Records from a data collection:
┄┄┄┄┄┄┄┄┄┄

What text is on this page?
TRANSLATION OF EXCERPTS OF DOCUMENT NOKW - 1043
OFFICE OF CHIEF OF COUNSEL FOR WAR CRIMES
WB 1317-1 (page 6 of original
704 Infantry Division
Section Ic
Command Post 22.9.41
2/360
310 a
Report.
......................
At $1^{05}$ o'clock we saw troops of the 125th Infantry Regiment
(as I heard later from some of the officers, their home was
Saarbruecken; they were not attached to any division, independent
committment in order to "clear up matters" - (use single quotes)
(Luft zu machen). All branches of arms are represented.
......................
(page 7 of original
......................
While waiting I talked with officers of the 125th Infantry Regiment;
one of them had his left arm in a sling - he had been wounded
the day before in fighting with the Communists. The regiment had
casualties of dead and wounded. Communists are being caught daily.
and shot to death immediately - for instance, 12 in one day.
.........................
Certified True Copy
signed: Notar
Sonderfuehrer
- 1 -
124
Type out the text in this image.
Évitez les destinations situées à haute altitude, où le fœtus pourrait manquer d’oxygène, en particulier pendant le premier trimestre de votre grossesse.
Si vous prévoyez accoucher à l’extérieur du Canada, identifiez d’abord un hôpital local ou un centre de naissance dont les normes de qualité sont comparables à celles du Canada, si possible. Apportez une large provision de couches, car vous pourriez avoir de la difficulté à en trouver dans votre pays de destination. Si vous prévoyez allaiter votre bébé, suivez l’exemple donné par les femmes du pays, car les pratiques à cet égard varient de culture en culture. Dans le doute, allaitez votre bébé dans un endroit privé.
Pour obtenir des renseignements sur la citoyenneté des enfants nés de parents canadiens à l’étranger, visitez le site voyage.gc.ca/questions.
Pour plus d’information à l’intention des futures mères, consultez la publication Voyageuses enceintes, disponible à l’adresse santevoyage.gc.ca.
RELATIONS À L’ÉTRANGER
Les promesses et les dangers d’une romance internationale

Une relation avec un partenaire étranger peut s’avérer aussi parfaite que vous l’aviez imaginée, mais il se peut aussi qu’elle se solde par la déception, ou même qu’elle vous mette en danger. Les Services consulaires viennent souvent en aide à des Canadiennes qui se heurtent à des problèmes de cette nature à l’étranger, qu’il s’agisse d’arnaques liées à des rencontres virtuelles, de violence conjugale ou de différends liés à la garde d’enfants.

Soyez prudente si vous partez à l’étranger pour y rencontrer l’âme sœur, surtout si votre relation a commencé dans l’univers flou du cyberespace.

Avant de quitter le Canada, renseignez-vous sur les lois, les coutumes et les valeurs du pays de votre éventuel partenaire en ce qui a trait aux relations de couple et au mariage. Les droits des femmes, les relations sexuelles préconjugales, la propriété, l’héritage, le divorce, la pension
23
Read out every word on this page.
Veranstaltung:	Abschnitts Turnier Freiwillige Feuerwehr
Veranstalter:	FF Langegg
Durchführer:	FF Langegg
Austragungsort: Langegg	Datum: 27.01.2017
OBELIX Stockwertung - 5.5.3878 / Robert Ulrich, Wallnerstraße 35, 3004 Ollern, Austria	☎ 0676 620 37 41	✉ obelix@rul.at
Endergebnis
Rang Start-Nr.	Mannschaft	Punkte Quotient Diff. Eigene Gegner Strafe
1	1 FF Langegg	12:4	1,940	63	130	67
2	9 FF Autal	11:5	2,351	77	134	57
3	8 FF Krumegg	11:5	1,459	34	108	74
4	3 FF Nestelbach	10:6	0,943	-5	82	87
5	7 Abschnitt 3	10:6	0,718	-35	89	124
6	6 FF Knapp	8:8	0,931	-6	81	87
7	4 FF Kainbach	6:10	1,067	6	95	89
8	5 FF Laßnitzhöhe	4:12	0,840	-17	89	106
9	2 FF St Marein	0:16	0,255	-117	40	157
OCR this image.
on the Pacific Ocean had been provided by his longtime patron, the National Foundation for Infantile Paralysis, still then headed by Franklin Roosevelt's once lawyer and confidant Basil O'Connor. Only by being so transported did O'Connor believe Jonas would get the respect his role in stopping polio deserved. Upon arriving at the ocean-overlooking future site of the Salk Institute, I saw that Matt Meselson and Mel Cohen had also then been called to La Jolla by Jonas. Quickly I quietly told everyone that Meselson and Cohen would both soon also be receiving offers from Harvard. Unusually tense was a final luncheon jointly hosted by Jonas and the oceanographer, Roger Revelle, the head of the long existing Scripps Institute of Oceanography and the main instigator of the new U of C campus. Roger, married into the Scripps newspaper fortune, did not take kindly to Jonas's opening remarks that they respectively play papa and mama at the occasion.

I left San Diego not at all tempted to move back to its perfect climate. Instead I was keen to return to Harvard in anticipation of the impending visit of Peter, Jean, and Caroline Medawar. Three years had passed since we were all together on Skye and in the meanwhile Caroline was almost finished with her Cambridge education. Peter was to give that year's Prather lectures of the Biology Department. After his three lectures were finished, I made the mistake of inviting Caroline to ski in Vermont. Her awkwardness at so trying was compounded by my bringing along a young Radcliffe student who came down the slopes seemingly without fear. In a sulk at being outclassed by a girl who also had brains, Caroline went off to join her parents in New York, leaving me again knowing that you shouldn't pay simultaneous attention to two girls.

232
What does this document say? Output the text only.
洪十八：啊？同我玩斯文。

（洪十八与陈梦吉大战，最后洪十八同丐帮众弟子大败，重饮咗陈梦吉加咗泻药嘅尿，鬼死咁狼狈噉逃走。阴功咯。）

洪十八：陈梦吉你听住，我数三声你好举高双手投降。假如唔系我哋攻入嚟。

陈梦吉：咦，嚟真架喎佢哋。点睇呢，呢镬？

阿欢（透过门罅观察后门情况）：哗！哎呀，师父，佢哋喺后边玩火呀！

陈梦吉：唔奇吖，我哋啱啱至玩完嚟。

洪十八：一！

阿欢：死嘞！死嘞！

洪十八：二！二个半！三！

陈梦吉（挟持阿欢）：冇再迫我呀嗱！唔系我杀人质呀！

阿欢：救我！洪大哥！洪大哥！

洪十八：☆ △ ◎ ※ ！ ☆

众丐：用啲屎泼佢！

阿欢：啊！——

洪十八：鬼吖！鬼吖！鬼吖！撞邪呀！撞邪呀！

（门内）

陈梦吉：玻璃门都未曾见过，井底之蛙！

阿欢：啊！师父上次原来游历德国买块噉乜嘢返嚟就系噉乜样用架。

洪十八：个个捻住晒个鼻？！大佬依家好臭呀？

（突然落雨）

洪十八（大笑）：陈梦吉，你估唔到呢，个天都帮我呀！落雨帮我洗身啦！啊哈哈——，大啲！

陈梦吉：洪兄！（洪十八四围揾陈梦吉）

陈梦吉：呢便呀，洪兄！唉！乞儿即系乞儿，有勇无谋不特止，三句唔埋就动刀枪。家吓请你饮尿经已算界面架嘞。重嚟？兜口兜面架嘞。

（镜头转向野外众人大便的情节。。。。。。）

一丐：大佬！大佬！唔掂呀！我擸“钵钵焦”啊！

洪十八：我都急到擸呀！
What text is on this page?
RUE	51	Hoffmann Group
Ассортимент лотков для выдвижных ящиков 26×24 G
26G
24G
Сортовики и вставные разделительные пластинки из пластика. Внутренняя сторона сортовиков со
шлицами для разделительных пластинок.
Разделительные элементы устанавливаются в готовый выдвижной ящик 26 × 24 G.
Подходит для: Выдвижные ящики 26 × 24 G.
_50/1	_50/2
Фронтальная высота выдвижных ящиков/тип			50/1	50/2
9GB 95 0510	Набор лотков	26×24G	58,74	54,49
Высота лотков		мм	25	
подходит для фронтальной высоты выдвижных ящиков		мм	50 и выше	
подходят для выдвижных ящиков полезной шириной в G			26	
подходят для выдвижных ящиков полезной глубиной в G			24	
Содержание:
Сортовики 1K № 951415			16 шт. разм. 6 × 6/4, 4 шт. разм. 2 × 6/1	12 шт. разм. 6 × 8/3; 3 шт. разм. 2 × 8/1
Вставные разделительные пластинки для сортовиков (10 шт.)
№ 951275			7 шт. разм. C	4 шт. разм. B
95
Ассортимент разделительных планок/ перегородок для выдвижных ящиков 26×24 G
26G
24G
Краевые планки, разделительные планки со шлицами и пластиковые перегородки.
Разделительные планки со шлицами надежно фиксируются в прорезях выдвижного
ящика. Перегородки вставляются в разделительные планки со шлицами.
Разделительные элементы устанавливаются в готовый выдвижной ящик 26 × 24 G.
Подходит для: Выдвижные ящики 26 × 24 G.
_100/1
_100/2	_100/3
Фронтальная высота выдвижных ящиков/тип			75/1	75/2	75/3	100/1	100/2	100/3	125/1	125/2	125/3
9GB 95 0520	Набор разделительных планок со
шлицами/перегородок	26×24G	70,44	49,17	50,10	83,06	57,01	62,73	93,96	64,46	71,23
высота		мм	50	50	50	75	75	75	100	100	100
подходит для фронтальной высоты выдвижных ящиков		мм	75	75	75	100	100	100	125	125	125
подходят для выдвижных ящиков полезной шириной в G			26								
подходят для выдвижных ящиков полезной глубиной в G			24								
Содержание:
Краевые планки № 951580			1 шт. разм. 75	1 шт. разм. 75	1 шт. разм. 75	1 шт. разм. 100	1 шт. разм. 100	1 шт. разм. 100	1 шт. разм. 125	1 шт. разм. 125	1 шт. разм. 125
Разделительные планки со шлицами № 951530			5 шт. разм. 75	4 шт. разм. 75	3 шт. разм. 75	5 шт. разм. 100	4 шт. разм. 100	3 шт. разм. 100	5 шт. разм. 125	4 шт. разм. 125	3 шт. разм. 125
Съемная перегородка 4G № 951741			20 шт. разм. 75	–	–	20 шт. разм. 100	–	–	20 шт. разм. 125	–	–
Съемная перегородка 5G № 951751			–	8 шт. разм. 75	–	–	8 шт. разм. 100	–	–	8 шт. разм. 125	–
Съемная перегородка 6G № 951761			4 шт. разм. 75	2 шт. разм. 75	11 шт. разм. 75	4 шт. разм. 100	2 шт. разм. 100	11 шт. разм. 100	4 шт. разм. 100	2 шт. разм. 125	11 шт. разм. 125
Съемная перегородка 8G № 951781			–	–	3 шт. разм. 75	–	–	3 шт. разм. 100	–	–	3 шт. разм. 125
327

┄┄┄┄┄┄┄┄┄┄

Look through the material above and pick out each line holding the word "Набор".

Reply
9GB 95 0510	Набор лотков	26×24G	58,74	54,49
9GB 95 0520	Набор разделительных планок со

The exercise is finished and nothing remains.